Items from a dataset
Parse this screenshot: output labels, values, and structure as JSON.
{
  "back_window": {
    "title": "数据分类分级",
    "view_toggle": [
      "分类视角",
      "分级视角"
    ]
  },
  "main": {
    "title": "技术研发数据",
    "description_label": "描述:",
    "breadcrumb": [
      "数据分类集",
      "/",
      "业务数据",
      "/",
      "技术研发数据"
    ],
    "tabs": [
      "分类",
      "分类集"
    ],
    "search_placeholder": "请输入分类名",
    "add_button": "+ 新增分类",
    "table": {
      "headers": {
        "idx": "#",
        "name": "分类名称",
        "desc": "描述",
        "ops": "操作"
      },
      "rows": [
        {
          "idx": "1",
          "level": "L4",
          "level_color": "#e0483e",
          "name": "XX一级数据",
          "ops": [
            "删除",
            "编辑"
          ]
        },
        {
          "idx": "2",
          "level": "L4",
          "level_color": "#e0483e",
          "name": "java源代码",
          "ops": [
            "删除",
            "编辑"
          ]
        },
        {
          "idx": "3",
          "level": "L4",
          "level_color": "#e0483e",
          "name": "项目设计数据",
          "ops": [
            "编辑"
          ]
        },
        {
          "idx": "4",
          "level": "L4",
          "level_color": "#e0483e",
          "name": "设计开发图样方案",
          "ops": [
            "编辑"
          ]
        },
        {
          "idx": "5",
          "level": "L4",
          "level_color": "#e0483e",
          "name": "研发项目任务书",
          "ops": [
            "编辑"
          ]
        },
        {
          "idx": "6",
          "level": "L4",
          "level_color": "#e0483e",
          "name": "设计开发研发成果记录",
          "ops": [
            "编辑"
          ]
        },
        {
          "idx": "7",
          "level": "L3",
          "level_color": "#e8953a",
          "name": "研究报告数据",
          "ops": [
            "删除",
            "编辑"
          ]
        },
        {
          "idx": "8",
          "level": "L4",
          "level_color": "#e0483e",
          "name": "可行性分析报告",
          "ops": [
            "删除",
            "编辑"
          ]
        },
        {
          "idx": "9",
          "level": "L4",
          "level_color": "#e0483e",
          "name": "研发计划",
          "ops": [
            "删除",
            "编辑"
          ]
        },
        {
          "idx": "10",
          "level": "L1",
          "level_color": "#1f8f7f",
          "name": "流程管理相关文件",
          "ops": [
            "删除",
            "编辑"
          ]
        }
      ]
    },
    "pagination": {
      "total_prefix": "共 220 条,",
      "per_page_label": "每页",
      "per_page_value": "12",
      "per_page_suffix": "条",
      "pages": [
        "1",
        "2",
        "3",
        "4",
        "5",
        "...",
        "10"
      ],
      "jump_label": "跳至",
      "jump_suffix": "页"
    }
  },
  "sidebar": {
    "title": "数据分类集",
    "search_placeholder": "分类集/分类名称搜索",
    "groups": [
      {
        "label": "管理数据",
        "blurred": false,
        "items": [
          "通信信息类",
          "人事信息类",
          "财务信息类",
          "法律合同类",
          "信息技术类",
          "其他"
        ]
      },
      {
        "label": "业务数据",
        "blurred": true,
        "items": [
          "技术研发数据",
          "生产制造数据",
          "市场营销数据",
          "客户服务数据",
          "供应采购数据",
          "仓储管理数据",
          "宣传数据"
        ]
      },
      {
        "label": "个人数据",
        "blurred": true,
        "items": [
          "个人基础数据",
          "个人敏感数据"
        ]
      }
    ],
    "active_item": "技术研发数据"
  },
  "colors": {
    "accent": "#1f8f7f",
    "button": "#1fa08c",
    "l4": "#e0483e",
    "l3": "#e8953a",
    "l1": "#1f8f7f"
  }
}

(THE PROBLEM) Retype each record exactly, leaving nothing out.

(PROBLEM SOLUTION)
Parse this screenshot: output labels, values, and structure as JSON.
{
  "back_window": {
    "title": "数据分类分级",
    "view_toggle": [
      "分类视角",
      "分级视角"
    ]
  },
  "main": {
    "title": "技术研发数据",
    "description_label": "描述:",
    "breadcrumb": [
      "数据分类集",
      "/",
      "业务数据",
      "/",
      "技术研发数据"
    ],
    "tabs": [
      "分类",
      "分类集"
    ],
    "search_placeholder": "请输入分类名",
    "add_button": "+ 新增分类",
    "table": {
      "headers": {
        "idx": "#",
        "name": "分类名称",
        "desc": "描述",
        "ops": "操作"
      },
      "rows": [
        {
          "idx": "1",
          "level": "L4",
          "level_color": "#e0483e",
          "name": "XX一级数据",
          "ops": [
            "删除",
            "编辑"
          ]
        },
        {
          "idx": "2",
          "level": "L4",
          "level_color": "#e0483e",
          "name": "java源代码",
          "ops": [
            "删除",
            "编辑"
          ]
        },
        {
          "idx": "3",
          "level": "L4",
          "level_color": "#e0483e",
          "name": "项目设计数据",
          "ops": [
            "编辑"
          ]
        },
        {
          "idx": "4",
          "level": "L4",
          "level_color": "#e0483e",
          "name": "设计开发图样方案",
          "ops": [
            "编辑"
          ]
        },
        {
          "idx": "5",
          "level": "L4",
          "level_color": "#e0483e",
          "name": "研发项目任务书",
          "ops": [
            "编辑"
          ]
        },
        {
          "idx": "6",
          "level": "L4",
          "level_color": "#e0483e",
          "name": "设计开发研发成果记录",
          "ops": [
            "编辑"
          ]
        },
        {
          "idx": "7",
          "level": "L3",
          "level_color": "#e8953a",
          "name": "研究报告数据",
          "ops": [
            "删除",
            "编辑"
          ]
        },
        {
          "idx": "8",
          "level": "L4",
          "level_color": "#e0483e",
          "name": "可行性分析报告",
          "ops": [
            "删除",
            "编辑"
          ]
        },
        {
          "idx": "9",
          "level": "L4",
          "level_color": "#e0483e",
          "name": "研发计划",
          "ops": [
            "删除",
            "编辑"
          ]
        },
        {
          "idx": "10",
          "level": "L1",
          "level_color": "#1f8f7f",
          "name": "流程管理相关文件",
          "ops": [
            "删除",
            "编辑"
          ]
        }
      ]
    },
    "pagination": {
      "total_prefix": "共 220 条,",
      "per_page_label": "每页",
      "per_page_value": "12",
      "per_page_suffix": "条",
      "pages": [
        "1",
        "2",
        "3",
        "4",
        "5",
        "...",
        "10"
      ],
      "jump_label": "跳至",
      "jump_suffix": "页"
    }
  },
  "sidebar": {
    "title": "数据分类集",
    "search_placeholder": "分类集/分类名称搜索",
    "groups": [
      {
        "label": "管理数据",
        "blurred": false,
        "items": [
          "通信信息类",
          "人事信息类",
          "财务信息类",
          "法律合同类",
          "信息技术类",
          "其他"
        ]
      },
      {
        "label": "业务数据",
        "blurred": true,
        "items": [
          "技术研发数据",
          "生产制造数据",
          "市场营销数据",
          "客户服务数据",
          "供应采购数据",
          "仓储管理数据",
          "宣传数据"
        ]
      },
      {
        "label": "个人数据",
        "blurred": true,
        "items": [
          "个人基础数据",
          "个人敏感数据"
        ]
      }
    ],
    "active_item": "技术研发数据"
  },
  "colors": {
    "accent": "#1f8f7f",
    "button": "#1fa08c",
    "l4": "#e0483e",
    "l3": "#e8953a",
    "l1": "#1f8f7f"
  }
}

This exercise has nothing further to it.